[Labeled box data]

· · ·

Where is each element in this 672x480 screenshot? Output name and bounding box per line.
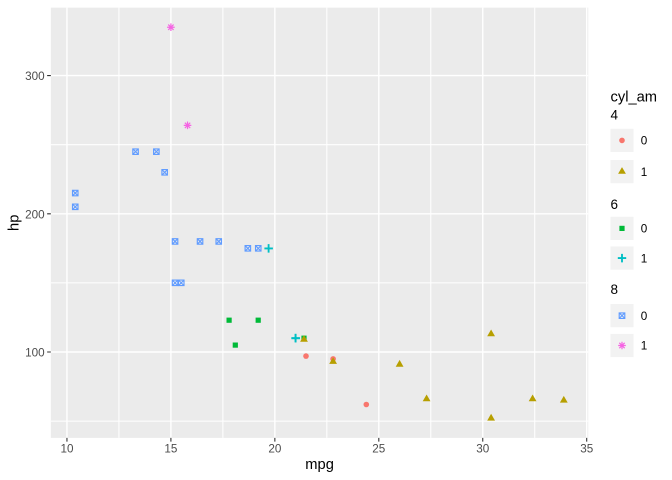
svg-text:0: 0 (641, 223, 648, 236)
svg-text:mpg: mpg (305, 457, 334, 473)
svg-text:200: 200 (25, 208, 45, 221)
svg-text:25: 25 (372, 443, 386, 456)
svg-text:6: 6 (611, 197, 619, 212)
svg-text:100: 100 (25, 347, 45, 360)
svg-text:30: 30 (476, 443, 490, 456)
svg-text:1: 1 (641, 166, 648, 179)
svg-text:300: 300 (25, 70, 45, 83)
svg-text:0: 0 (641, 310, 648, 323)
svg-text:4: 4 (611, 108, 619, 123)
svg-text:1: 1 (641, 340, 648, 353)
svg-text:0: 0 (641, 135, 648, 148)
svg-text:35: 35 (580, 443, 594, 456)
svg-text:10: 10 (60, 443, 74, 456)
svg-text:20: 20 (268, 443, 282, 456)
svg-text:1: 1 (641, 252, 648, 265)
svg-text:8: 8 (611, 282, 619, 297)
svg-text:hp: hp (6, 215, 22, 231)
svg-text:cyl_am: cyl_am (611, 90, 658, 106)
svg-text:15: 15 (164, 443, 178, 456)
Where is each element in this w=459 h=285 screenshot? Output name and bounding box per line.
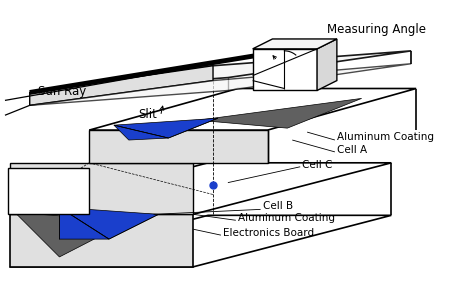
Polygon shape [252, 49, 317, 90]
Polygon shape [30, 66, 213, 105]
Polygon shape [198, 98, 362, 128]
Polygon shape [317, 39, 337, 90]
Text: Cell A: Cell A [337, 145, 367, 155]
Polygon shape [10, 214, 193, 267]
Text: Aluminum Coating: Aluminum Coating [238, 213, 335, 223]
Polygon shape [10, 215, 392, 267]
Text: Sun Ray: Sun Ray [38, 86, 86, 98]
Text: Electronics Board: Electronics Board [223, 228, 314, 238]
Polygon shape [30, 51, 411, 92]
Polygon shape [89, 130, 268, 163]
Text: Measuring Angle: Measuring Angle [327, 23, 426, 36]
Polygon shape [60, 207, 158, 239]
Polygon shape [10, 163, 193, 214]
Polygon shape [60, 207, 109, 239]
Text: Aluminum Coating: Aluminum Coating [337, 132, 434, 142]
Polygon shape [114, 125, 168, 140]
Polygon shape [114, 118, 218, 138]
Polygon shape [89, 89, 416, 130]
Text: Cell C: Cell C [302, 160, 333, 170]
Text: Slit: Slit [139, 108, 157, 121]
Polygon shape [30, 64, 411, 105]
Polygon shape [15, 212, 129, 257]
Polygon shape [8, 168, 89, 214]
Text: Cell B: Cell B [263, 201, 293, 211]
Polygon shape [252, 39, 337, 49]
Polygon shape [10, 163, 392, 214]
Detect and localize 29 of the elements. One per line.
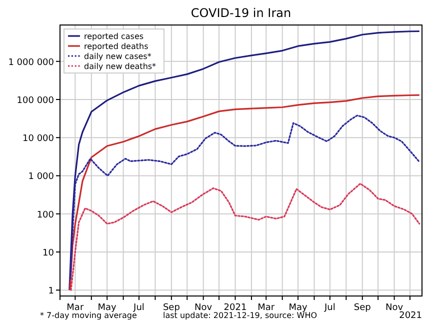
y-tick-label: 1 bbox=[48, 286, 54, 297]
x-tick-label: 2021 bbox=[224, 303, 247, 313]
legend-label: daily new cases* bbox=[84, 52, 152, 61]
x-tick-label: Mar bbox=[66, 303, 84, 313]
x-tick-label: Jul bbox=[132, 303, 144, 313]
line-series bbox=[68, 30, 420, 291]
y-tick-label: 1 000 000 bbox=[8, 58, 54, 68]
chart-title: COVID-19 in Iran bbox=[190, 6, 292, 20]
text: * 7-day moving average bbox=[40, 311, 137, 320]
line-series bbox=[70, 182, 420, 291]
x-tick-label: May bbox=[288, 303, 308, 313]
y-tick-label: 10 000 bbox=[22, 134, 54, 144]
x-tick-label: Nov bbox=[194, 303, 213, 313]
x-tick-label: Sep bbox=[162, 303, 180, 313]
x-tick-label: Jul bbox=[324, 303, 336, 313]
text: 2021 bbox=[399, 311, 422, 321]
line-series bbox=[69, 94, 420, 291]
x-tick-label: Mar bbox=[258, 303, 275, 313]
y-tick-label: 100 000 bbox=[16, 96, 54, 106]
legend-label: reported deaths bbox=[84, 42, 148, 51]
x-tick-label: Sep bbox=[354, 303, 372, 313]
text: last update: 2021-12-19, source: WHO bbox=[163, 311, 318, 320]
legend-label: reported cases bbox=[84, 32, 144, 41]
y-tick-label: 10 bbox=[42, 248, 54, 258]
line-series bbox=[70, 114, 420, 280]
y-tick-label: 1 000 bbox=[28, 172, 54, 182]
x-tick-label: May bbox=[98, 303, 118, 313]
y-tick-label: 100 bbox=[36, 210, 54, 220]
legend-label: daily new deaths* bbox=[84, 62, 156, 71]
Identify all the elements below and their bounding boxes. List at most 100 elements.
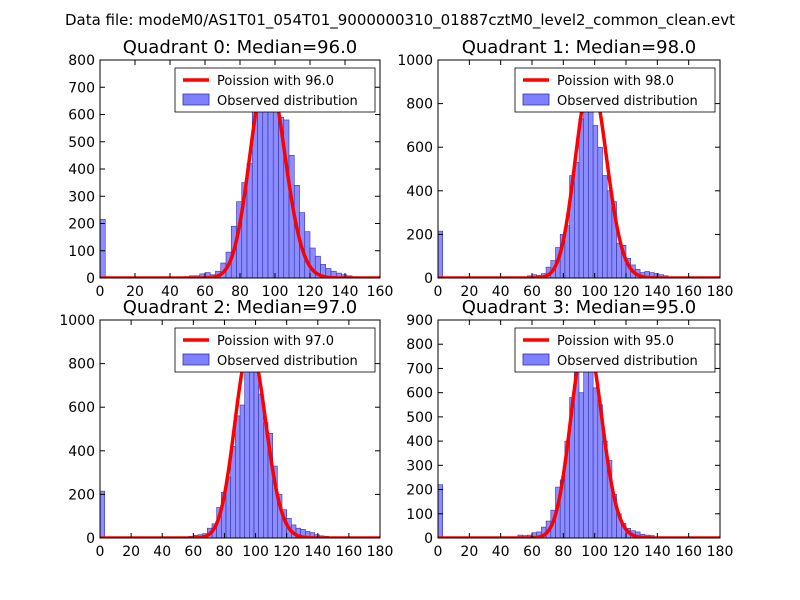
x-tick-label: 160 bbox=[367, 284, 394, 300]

· · ·

→ **EXERCISE DESCRIPTION**
Write out every line of the data above as a JSON list of strings, one string per line, skipping blank lines and leaving out the picture lines.

→ **EXERCISE ANSWER**
[
  "Where is each element in this 672x480 screenshot? Output name and bounding box per line.",
  "svg-text:0: 0 (641, 223, 648, 236)",
  "svg-text:mpg: mpg (305, 457, 334, 473)",
  "svg-text:200: 200 (25, 208, 45, 221)",
  "svg-text:25: 25 (372, 443, 386, 456)",
  "svg-text:6: 6 (611, 197, 619, 212)",
  "svg-text:100: 100 (25, 347, 45, 360)",
  "svg-text:30: 30 (476, 443, 490, 456)",
  "svg-text:1: 1 (641, 166, 648, 179)",
  "svg-text:300: 300 (25, 70, 45, 83)",
  "svg-text:0: 0 (641, 310, 648, 323)",
  "svg-text:4: 4 (611, 108, 619, 123)",
  "svg-text:1: 1 (641, 340, 648, 353)",
  "svg-text:0: 0 (641, 135, 648, 148)",
  "svg-text:35: 35 (580, 443, 594, 456)",
  "svg-text:10: 10 (60, 443, 74, 456)",
  "svg-text:20: 20 (268, 443, 282, 456)",
  "svg-text:1: 1 (641, 252, 648, 265)",
  "svg-text:8: 8 (611, 282, 619, 297)",
  "svg-text:hp: hp (6, 215, 22, 231)",
  "svg-text:cyl_am: cyl_am (611, 90, 658, 106)",
  "svg-text:15: 15 (164, 443, 178, 456)",
  "Where is each element in this w=459 h=285 screenshot? Output name and bounding box per line.",
  "Polygon shape [252, 49, 317, 90]",
  "Polygon shape [30, 66, 213, 105]",
  "Polygon shape [198, 98, 362, 128]",
  "Polygon shape [317, 39, 337, 90]",
  "Text: Cell A: Cell A [337, 145, 367, 155]",
  "Polygon shape [10, 214, 193, 267]",
  "Text: Aluminum Coating: Aluminum Coating [238, 213, 335, 223]",
  "Polygon shape [10, 215, 392, 267]",
  "Text: Sun Ray: Sun Ray [38, 86, 86, 98]",
  "Text: Electronics Board: Electronics Board [223, 228, 314, 238]",
  "Polygon shape [30, 51, 411, 92]",
  "Polygon shape [89, 130, 268, 163]",
  "Text: Measuring Angle: Measuring Angle [327, 23, 426, 36]",
  "Polygon shape [60, 207, 158, 239]",
  "Polygon shape [10, 163, 193, 214]",
  "Polygon shape [60, 207, 109, 239]",
  "Text: Aluminum Coating: Aluminum Coating [337, 132, 434, 142]",
  "Polygon shape [114, 125, 168, 140]",
  "Polygon shape [114, 118, 218, 138]",
  "Polygon shape [89, 89, 416, 130]",
  "Text: Cell C: Cell C [302, 160, 333, 170]",
  "Text: Slit: Slit [139, 108, 157, 121]",
  "Polygon shape [30, 64, 411, 105]",
  "Polygon shape [15, 212, 129, 257]",
  "Polygon shape [8, 168, 89, 214]",
  "Text: Cell B: Cell B [263, 201, 293, 211]",
  "Polygon shape [252, 39, 337, 49]",
  "Polygon shape [10, 163, 392, 214]",
  "Detect and localize 29 of the elements. One per line.",
  "y-tick-label: 1 bbox=[48, 286, 54, 297]",
  "x-tick-label: 2021 bbox=[224, 303, 247, 313]",
  "legend-label: daily new cases* bbox=[84, 52, 152, 61]",
  "x-tick-label: Mar bbox=[66, 303, 84, 313]",
  "x-tick-label: Jul bbox=[132, 303, 144, 313]",
  "line-series bbox=[68, 30, 420, 291]",
  "y-tick-label: 1 000 000 bbox=[8, 58, 54, 68]",
  "chart-title: COVID-19 in Iran bbox=[190, 6, 292, 20]",
  "text: * 7-day moving average bbox=[40, 311, 137, 320]",
  "line-series bbox=[70, 182, 420, 291]",
  "x-tick-label: May bbox=[288, 303, 308, 313]",
  "y-tick-label: 10 000 bbox=[22, 134, 54, 144]",
  "x-tick-label: Nov bbox=[194, 303, 213, 313]",
  "x-tick-label: Sep bbox=[162, 303, 180, 313]",
  "x-tick-label: Jul bbox=[324, 303, 336, 313]",
  "text: 2021 bbox=[399, 311, 422, 321]",
  "line-series bbox=[69, 94, 420, 291]",
  "x-tick-label: Mar bbox=[258, 303, 275, 313]",
  "y-tick-label: 100 000 bbox=[16, 96, 54, 106]",
  "legend-label: reported deaths bbox=[84, 42, 148, 51]",
  "x-tick-label: Sep bbox=[354, 303, 372, 313]",
  "text: last update: 2021-12-19, source: WHO bbox=[163, 311, 318, 320]",
  "legend-label: reported cases bbox=[84, 32, 144, 41]",
  "y-tick-label: 10 bbox=[42, 248, 54, 258]",
  "line-series bbox=[70, 114, 420, 280]",
  "y-tick-label: 1 000 bbox=[28, 172, 54, 182]",
  "x-tick-label: May bbox=[98, 303, 118, 313]",
  "y-tick-label: 100 bbox=[36, 210, 54, 220]",
  "legend-label: daily new deaths* bbox=[84, 62, 156, 71]",
  "Identify all the elements below and their bounding boxes. List at most 100 elements.",
  "x-tick-label: 160 bbox=[367, 284, 394, 300]"
]